═══ Source data ═══

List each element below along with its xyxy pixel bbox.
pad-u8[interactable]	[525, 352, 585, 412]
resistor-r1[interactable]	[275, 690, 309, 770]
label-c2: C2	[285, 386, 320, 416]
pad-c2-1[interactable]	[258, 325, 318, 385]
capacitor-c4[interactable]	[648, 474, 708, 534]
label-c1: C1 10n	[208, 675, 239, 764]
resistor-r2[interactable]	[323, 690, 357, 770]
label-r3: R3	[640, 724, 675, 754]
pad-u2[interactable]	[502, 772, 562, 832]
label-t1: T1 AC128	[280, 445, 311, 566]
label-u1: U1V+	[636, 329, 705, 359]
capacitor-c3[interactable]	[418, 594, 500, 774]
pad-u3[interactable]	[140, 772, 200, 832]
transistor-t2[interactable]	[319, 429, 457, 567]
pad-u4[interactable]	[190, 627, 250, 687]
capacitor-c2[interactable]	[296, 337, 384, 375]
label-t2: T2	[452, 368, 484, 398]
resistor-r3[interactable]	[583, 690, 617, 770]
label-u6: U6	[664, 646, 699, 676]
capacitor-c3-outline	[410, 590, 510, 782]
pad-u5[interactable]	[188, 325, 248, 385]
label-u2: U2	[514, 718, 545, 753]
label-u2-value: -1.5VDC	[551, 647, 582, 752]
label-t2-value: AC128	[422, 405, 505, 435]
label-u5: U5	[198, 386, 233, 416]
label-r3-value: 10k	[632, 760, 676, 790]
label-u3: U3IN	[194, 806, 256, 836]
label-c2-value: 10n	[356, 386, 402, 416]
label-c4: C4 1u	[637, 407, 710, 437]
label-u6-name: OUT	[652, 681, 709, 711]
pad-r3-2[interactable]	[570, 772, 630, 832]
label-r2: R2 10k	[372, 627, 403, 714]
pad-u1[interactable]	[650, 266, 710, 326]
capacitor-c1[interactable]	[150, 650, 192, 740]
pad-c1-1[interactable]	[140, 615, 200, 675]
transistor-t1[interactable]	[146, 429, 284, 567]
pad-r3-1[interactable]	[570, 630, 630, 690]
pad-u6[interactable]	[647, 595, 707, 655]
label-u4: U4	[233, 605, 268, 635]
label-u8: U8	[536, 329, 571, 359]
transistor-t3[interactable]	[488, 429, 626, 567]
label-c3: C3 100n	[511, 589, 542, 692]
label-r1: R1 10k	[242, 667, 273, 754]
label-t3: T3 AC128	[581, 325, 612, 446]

═══

Render every line of the listing above as a JSON list of strings, one string per line, with blank lines omitted.

[
  "List each element below along with its xyxy pixel bbox.",
  "pad-u8[interactable]\t[525, 352, 585, 412]",
  "resistor-r1[interactable]\t[275, 690, 309, 770]",
  "label-c2: C2\t[285, 386, 320, 416]",
  "pad-c2-1[interactable]\t[258, 325, 318, 385]",
  "capacitor-c4[interactable]\t[648, 474, 708, 534]",
  "label-c1: C1 10n\t[208, 675, 239, 764]",
  "resistor-r2[interactable]\t[323, 690, 357, 770]",
  "label-r3: R3\t[640, 724, 675, 754]",
  "pad-u2[interactable]\t[502, 772, 562, 832]",
  "label-t1: T1 AC128\t[280, 445, 311, 566]",
  "label-u1: U1V+\t[636, 329, 705, 359]",
  "capacitor-c3[interactable]\t[418, 594, 500, 774]",
  "pad-u3[interactable]\t[140, 772, 200, 832]",
  "transistor-t2[interactable]\t[319, 429, 457, 567]",
  "pad-u4[interactable]\t[190, 627, 250, 687]",
  "capacitor-c2[interactable]\t[296, 337, 384, 375]",
  "label-t2: T2\t[452, 368, 484, 398]",
  "resistor-r3[interactable]\t[583, 690, 617, 770]",
  "label-u6: U6\t[664, 646, 699, 676]",
  "capacitor-c3-outline\t[410, 590, 510, 782]",
  "pad-u5[interactable]\t[188, 325, 248, 385]",
  "label-u2: U2\t[514, 718, 545, 753]",
  "label-u2-value: -1.5VDC\t[551, 647, 582, 752]",
  "label-t2-value: AC128\t[422, 405, 505, 435]",
  "label-u5: U5\t[198, 386, 233, 416]",
  "label-r3-value: 10k\t[632, 760, 676, 790]",
  "label-u3: U3IN\t[194, 806, 256, 836]",
  "label-c2-value: 10n\t[356, 386, 402, 416]",
  "label-c4: C4 1u\t[637, 407, 710, 437]",
  "label-u6-name: OUT\t[652, 681, 709, 711]",
  "pad-r3-2[interactable]\t[570, 772, 630, 832]",
  "label-r2: R2 10k\t[372, 627, 403, 714]",
  "pad-u1[interactable]\t[650, 266, 710, 326]",
  "capacitor-c1[interactable]\t[150, 650, 192, 740]",
  "pad-c1-1[interactable]\t[140, 615, 200, 675]",
  "transistor-t1[interactable]\t[146, 429, 284, 567]",
  "pad-r3-1[interactable]\t[570, 630, 630, 690]",
  "pad-u6[interactable]\t[647, 595, 707, 655]",
  "label-u4: U4\t[233, 605, 268, 635]",
  "label-u8: U8\t[536, 329, 571, 359]",
  "transistor-t3[interactable]\t[488, 429, 626, 567]",
  "label-c3: C3 100n\t[511, 589, 542, 692]",
  "label-r1: R1 10k\t[242, 667, 273, 754]",
  "label-t3: T3 AC128\t[581, 325, 612, 446]"
]